## Dataset items
__________

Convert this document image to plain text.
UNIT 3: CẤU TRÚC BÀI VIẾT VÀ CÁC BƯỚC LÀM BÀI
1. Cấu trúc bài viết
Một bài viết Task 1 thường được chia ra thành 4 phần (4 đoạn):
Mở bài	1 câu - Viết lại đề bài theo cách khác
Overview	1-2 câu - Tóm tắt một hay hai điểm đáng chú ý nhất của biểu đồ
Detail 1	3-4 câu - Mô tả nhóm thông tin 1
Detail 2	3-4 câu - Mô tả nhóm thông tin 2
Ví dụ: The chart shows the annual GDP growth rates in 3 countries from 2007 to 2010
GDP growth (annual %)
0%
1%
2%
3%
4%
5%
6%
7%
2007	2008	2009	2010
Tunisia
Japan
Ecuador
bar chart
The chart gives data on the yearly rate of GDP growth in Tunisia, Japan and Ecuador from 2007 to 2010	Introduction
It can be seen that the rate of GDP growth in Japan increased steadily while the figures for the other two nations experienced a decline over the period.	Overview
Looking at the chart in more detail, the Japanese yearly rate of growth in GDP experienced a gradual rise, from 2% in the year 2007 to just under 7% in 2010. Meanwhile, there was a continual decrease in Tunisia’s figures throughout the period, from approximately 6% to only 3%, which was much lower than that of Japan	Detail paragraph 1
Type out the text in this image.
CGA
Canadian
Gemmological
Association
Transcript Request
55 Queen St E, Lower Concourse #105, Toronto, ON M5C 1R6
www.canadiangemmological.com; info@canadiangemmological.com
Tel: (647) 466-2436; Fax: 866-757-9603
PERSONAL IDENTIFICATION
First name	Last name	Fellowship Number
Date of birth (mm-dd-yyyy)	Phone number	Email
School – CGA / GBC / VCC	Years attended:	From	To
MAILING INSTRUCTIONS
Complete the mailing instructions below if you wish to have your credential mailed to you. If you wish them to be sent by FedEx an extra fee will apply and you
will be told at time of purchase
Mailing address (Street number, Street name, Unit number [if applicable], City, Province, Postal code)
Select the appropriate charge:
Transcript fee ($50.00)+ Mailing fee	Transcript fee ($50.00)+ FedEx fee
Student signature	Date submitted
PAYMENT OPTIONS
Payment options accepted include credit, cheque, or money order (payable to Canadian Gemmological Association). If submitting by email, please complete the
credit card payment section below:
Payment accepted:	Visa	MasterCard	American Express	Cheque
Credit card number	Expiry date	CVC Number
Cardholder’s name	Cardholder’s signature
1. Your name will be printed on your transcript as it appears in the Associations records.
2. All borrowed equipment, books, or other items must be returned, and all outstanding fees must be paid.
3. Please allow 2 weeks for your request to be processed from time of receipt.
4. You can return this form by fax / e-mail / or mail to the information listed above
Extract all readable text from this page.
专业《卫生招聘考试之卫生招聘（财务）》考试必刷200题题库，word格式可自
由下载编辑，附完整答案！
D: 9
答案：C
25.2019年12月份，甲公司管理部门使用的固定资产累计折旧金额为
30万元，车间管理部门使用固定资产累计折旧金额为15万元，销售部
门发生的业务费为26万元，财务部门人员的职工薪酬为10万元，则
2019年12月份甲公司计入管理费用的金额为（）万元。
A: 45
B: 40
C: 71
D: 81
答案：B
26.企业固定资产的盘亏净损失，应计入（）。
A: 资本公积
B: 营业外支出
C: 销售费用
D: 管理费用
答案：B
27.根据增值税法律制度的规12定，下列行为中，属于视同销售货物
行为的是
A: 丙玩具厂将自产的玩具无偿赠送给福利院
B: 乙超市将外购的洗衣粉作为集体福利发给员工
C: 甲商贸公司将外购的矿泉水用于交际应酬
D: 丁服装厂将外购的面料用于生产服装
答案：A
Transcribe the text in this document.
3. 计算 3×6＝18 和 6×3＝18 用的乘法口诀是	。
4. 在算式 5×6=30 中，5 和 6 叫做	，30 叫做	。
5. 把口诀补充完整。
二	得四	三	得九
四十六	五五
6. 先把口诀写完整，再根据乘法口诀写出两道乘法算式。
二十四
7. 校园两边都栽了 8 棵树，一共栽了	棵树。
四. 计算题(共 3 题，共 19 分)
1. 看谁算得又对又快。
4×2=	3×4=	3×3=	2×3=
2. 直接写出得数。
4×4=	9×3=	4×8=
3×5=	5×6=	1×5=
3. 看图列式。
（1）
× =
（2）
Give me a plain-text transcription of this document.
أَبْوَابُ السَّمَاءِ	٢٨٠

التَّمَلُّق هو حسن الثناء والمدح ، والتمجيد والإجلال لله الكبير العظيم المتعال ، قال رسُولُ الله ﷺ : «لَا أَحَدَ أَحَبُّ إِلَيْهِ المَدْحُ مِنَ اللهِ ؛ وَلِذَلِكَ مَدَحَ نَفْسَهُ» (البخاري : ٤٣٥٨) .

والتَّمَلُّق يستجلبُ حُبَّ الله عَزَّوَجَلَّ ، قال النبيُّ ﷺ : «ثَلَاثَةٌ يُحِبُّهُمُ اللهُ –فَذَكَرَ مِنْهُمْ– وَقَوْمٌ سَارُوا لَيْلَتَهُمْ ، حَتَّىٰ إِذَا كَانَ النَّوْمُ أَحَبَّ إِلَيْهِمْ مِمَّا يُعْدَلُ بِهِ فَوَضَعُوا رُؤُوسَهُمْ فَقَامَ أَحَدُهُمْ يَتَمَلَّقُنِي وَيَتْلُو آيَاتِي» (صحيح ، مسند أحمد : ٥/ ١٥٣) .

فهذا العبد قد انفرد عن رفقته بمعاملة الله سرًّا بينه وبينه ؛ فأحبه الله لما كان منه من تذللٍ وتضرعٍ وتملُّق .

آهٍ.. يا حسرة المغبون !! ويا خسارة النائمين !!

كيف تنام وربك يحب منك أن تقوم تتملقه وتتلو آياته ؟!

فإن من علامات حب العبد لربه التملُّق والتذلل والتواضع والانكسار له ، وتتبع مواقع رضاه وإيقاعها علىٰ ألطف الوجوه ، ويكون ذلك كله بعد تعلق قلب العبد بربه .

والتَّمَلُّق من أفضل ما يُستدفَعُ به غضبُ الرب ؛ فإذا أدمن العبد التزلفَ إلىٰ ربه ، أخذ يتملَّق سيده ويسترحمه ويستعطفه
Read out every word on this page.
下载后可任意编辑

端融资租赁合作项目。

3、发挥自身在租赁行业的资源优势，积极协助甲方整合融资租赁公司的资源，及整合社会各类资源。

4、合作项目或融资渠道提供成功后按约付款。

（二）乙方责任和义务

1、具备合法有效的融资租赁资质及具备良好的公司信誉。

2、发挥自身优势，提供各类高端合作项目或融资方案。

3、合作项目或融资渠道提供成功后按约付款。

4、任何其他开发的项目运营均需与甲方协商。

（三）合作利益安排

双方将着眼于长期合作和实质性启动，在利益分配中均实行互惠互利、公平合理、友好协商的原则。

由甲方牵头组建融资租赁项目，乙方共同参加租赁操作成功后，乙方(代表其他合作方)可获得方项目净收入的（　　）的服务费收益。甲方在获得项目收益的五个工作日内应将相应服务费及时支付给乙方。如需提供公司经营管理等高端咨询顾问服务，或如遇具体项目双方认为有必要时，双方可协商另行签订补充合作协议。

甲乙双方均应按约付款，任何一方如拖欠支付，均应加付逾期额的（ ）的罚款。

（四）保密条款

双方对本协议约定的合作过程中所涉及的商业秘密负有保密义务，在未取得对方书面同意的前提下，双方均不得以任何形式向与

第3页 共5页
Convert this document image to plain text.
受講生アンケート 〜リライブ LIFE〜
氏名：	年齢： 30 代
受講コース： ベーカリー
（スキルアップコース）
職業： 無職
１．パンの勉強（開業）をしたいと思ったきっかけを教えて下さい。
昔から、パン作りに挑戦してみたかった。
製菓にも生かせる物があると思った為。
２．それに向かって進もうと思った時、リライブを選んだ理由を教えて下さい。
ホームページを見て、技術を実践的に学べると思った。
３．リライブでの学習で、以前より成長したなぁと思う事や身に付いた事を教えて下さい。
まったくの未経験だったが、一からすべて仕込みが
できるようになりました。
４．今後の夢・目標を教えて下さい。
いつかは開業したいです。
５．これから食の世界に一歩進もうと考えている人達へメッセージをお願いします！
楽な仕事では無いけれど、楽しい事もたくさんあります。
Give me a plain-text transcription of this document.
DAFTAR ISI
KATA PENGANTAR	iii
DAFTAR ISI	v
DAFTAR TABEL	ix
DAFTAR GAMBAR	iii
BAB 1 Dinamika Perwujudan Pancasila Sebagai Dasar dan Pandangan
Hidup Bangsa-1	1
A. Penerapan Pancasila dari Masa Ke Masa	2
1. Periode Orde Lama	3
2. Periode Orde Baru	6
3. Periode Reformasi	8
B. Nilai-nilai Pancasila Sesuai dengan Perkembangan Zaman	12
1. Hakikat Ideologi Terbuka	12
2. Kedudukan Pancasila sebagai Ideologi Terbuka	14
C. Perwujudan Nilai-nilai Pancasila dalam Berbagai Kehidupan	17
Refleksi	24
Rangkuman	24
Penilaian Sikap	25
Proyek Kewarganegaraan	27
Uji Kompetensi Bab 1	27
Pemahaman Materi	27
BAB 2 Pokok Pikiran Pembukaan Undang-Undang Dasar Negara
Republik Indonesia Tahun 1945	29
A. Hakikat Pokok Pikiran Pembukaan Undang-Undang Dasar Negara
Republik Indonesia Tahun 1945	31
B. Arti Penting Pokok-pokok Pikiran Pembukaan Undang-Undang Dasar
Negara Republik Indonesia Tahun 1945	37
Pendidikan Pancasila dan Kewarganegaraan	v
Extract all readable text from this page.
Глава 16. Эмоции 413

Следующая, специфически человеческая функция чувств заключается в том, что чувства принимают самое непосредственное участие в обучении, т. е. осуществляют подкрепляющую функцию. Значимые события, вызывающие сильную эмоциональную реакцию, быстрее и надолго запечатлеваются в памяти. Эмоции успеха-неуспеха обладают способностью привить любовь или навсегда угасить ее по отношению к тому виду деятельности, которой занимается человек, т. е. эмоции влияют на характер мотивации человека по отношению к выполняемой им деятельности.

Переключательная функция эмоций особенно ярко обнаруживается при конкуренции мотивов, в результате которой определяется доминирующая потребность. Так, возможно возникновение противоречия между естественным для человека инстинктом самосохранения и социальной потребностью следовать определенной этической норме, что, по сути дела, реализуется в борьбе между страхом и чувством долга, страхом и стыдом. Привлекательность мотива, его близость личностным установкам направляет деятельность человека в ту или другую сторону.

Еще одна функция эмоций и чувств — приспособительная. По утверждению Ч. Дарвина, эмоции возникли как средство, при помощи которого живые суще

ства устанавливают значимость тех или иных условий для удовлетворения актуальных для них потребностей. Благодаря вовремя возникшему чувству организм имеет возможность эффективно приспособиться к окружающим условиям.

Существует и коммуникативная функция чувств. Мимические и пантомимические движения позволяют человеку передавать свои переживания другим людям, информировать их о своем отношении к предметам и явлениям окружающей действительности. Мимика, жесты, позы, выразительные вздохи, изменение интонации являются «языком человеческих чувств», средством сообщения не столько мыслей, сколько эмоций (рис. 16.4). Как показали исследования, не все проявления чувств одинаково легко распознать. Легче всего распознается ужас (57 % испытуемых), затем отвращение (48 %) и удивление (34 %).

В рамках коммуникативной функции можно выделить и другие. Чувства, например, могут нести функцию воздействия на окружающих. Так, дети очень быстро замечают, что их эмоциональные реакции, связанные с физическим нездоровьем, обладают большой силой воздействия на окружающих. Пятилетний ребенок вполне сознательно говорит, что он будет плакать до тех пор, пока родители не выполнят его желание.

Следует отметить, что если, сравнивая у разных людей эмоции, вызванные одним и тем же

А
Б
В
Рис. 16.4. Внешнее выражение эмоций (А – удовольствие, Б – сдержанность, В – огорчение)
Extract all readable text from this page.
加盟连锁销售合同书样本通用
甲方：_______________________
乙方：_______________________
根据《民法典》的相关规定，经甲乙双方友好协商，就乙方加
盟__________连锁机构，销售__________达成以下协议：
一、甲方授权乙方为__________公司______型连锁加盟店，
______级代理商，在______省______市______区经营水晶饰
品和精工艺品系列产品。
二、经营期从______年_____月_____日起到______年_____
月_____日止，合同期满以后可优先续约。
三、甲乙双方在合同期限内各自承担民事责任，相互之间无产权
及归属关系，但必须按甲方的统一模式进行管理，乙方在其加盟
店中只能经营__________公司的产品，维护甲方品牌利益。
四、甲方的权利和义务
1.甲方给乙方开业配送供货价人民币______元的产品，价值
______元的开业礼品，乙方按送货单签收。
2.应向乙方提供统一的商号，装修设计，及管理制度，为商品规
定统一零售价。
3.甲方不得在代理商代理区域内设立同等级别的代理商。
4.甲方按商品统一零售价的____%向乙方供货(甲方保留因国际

__________

## EXERCISE DETAILS
Work out how many lines in the records above hold the string "name", then give only that count.

## FULL SOLUTION
4